■ PROVIDED INFORMATION
■ ■ ■ ■ ■ ■ ■
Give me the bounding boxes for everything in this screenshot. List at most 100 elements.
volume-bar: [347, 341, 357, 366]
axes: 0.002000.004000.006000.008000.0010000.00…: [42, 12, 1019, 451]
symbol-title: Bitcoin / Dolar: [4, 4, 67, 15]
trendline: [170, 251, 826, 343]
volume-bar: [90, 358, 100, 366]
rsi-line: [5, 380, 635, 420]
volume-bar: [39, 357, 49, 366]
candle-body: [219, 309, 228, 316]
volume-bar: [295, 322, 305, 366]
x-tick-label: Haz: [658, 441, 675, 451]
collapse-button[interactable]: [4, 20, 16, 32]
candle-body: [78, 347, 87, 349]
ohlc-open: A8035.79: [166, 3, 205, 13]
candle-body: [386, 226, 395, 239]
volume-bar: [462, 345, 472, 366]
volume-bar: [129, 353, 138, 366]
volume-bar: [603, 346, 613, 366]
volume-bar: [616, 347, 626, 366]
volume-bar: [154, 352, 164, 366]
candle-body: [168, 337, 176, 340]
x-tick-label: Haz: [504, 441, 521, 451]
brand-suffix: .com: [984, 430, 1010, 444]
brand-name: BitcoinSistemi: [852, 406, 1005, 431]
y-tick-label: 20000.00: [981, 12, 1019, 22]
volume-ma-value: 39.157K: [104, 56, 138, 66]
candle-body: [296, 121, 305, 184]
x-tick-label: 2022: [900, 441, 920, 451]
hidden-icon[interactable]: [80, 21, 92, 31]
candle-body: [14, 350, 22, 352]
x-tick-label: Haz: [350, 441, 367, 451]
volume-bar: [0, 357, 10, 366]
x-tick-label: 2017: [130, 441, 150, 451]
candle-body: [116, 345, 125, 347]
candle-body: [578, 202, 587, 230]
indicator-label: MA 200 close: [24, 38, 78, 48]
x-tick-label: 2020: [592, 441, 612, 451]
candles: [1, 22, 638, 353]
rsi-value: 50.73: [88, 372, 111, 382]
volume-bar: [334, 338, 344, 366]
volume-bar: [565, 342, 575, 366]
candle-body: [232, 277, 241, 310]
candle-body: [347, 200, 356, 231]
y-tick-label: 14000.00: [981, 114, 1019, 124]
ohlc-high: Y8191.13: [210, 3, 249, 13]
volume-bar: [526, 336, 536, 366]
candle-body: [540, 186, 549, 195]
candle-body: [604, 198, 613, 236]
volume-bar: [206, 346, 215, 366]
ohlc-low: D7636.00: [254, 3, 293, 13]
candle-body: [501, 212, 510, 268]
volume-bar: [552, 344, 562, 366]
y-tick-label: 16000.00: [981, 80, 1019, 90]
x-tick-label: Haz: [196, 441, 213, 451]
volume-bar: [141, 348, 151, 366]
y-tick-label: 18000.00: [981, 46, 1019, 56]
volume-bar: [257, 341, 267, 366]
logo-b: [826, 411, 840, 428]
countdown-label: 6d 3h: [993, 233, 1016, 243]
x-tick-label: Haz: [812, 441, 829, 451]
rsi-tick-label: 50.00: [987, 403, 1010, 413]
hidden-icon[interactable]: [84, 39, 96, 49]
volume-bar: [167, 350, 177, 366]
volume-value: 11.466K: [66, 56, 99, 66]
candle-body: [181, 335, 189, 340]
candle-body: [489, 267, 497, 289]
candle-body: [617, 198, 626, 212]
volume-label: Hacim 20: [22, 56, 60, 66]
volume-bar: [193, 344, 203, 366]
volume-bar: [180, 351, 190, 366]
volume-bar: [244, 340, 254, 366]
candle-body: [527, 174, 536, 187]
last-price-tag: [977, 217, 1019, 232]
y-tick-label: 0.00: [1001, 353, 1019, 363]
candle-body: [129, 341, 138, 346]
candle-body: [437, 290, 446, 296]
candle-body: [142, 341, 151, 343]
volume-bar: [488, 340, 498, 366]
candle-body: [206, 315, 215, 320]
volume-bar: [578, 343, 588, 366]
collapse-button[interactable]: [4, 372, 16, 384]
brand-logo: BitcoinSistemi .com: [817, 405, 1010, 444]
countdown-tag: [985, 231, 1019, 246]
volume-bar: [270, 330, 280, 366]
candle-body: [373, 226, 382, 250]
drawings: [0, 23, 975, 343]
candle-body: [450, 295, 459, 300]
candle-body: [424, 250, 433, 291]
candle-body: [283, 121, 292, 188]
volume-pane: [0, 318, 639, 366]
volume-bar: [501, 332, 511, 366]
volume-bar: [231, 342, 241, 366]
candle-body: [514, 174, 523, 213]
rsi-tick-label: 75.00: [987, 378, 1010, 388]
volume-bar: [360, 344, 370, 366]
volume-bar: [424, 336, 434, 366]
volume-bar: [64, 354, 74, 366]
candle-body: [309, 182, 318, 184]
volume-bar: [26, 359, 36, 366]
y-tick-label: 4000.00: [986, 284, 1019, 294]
■ ■ ■ ■ ■ ■ ■
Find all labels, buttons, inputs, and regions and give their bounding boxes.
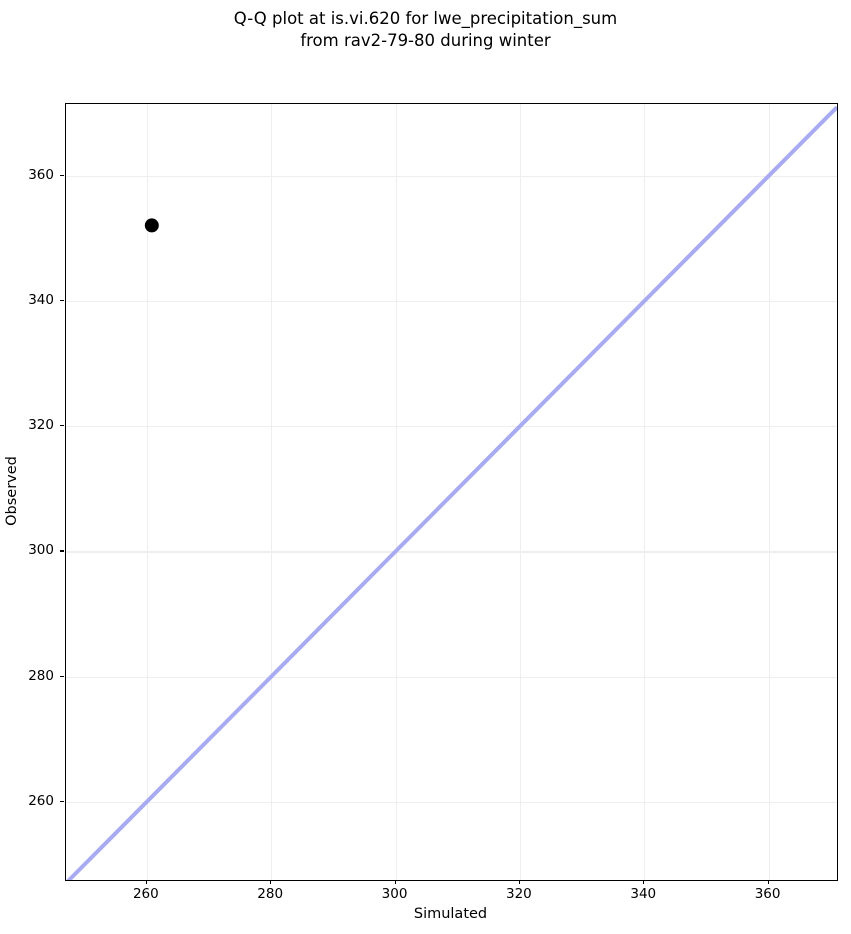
■ ■ ■ ■ ■ ■ ■
■ TASK REQUIREMENTS
Filter the entries above down to the lines that contain the string "collapse", and copy each of those lines. Case counts.

■ EXERCISE ANSWER
collapse-button[interactable]: [4, 20, 16, 32]
collapse-button[interactable]: [4, 372, 16, 384]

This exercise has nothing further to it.